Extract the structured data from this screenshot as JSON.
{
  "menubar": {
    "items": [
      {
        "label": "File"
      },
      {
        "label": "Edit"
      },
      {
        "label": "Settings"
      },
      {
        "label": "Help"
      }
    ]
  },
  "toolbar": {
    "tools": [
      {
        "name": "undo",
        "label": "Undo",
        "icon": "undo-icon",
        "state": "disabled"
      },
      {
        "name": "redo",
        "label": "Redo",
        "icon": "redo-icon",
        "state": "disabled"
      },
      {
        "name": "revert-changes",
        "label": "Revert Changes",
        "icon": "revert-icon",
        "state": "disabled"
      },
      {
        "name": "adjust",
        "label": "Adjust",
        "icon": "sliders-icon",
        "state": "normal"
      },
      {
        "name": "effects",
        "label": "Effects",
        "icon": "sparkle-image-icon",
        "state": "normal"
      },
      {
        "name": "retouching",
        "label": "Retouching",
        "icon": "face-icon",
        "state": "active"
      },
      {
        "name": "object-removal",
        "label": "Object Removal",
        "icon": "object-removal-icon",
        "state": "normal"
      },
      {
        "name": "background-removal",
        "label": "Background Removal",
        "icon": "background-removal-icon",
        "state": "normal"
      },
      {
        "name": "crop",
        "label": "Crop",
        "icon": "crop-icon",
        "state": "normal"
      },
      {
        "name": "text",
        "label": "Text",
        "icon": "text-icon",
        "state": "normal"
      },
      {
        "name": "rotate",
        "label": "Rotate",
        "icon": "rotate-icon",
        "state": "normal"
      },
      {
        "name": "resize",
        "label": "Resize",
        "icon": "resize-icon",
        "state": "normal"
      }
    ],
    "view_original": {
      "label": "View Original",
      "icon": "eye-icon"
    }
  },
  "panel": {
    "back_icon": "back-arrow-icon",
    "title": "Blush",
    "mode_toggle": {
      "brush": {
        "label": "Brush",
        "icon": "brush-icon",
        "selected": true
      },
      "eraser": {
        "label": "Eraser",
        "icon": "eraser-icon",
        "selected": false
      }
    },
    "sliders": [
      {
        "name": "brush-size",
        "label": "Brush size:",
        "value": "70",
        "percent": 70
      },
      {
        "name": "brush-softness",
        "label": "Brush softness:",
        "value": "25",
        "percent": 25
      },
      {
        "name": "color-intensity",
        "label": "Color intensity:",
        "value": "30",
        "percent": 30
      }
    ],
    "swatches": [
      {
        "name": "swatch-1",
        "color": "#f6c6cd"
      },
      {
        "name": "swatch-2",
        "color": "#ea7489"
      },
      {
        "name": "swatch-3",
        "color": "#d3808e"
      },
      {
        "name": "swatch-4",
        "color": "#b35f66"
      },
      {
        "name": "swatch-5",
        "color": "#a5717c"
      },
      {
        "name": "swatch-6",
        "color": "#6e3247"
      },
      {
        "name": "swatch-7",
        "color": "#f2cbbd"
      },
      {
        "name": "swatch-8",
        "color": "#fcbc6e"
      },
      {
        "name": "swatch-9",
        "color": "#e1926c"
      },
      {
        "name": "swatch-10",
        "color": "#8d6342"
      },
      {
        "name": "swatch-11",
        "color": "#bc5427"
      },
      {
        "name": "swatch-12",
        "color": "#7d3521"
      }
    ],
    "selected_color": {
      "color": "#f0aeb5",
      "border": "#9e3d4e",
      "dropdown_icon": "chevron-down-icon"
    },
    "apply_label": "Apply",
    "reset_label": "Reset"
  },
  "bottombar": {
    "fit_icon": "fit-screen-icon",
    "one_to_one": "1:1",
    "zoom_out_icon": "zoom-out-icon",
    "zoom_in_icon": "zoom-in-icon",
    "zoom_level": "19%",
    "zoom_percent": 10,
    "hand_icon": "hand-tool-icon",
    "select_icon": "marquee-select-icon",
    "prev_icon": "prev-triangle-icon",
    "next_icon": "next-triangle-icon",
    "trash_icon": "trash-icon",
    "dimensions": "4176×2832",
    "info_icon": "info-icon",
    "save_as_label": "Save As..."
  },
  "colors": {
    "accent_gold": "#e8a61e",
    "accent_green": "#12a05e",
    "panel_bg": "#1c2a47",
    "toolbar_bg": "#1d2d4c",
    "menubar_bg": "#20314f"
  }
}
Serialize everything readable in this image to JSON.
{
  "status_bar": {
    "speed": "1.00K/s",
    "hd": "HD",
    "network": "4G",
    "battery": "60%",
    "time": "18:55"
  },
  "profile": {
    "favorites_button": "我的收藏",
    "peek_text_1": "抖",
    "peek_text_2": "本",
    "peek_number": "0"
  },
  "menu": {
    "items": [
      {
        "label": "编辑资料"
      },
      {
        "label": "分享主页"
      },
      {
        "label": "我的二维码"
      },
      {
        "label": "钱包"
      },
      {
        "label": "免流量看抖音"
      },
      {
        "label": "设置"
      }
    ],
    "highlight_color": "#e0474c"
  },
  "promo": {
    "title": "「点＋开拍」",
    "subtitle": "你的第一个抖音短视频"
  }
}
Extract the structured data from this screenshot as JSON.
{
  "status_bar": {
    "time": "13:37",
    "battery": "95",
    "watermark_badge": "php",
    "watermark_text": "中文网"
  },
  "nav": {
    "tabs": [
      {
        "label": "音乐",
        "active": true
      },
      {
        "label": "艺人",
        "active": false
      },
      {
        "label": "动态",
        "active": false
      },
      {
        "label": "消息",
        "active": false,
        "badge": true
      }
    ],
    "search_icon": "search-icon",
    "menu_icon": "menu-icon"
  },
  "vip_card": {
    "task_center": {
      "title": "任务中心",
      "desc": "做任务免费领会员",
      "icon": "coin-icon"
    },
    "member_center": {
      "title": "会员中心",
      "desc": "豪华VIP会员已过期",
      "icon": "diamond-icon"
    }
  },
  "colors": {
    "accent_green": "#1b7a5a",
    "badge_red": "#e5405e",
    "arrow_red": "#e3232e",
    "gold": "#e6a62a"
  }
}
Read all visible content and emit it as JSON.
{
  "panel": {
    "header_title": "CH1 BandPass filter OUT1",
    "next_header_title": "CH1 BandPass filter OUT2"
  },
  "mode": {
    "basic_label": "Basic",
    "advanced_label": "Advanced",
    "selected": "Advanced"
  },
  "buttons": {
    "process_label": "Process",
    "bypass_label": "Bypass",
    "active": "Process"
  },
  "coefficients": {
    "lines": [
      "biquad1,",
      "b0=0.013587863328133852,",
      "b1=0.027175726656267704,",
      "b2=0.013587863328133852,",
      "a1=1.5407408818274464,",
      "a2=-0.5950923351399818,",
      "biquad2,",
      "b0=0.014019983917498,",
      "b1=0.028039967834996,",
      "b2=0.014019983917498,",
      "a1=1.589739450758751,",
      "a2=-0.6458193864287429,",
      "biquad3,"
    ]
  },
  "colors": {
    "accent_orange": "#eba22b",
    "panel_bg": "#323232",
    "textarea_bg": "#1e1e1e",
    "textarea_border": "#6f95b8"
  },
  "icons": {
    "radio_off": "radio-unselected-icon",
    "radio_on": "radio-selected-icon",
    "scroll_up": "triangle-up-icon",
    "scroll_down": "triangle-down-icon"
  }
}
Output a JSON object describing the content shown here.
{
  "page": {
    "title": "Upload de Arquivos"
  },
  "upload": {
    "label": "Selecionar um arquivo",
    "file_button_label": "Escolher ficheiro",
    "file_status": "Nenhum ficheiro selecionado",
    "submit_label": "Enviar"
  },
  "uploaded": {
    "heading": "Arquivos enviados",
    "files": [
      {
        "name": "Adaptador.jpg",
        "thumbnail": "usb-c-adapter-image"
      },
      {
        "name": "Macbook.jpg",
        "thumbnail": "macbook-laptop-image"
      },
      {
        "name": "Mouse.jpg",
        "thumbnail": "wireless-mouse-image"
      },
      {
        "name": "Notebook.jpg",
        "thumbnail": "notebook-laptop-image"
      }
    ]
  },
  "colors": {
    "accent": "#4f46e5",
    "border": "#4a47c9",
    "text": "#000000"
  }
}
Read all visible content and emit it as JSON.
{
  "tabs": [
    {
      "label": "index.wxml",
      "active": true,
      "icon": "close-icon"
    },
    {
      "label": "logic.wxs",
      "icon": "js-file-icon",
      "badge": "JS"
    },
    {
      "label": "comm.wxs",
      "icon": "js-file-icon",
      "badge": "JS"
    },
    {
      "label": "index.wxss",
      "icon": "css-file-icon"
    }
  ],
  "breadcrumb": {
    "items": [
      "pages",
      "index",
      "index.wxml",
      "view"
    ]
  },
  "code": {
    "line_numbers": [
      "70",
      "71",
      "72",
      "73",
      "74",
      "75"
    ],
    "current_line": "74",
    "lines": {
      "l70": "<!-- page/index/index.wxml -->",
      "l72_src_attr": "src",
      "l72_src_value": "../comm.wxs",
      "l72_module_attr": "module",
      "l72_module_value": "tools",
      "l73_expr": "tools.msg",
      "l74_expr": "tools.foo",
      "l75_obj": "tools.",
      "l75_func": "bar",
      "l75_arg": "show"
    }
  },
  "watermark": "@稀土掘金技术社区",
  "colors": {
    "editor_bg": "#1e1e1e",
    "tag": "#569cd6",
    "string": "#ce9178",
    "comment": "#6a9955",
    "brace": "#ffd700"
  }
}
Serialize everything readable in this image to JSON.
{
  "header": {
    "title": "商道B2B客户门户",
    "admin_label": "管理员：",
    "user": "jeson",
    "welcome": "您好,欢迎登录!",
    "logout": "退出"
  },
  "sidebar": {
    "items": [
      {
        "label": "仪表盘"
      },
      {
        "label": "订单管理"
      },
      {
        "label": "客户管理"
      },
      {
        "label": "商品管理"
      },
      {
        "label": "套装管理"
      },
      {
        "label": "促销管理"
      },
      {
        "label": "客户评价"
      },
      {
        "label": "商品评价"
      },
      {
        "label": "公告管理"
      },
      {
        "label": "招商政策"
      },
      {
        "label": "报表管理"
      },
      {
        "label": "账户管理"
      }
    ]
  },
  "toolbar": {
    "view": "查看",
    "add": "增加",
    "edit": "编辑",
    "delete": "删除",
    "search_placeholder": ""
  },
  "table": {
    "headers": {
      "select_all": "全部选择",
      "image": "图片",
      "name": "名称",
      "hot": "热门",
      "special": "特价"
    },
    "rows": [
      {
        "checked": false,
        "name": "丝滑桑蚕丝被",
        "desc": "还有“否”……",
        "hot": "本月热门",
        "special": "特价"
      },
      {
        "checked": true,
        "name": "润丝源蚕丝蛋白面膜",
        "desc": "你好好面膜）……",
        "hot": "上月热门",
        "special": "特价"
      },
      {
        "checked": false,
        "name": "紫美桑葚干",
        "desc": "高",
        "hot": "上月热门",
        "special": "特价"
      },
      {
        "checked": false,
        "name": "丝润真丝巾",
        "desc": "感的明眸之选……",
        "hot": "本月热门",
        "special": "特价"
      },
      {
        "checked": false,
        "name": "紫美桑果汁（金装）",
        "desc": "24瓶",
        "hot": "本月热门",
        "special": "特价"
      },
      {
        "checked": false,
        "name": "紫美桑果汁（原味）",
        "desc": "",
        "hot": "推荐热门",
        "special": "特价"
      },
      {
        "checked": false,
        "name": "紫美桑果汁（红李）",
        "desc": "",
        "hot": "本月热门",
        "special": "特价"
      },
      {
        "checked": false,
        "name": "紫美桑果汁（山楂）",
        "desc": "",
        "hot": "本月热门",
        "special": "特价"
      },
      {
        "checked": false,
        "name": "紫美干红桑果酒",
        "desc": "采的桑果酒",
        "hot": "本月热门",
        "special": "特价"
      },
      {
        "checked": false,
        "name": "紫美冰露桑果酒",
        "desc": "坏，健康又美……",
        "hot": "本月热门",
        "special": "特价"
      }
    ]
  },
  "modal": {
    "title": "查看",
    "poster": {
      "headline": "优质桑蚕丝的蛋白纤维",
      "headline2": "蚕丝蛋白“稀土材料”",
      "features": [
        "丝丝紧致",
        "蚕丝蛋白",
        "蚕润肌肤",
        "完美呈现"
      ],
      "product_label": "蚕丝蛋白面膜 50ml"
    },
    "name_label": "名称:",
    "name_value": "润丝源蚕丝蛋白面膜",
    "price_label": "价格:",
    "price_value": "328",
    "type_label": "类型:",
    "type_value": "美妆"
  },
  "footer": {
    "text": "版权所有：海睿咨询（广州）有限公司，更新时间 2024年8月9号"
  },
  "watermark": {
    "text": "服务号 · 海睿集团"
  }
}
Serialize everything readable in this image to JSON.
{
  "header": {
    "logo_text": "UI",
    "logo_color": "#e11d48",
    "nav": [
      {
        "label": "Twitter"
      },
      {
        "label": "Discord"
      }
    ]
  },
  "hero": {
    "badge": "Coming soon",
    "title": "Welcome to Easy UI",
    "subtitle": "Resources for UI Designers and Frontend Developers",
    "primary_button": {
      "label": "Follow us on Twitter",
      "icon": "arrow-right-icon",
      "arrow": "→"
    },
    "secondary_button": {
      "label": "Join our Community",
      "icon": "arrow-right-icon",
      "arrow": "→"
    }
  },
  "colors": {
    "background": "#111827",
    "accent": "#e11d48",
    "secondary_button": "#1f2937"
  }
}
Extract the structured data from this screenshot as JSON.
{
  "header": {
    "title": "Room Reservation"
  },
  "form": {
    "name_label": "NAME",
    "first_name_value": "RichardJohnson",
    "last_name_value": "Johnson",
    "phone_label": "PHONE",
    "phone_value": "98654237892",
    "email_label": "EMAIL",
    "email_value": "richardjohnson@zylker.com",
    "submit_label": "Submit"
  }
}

***

# Set task:
Tally the lines in the entries above that hold the word "thumbnail". Reply with nothing but that count.

# Output of the task:
4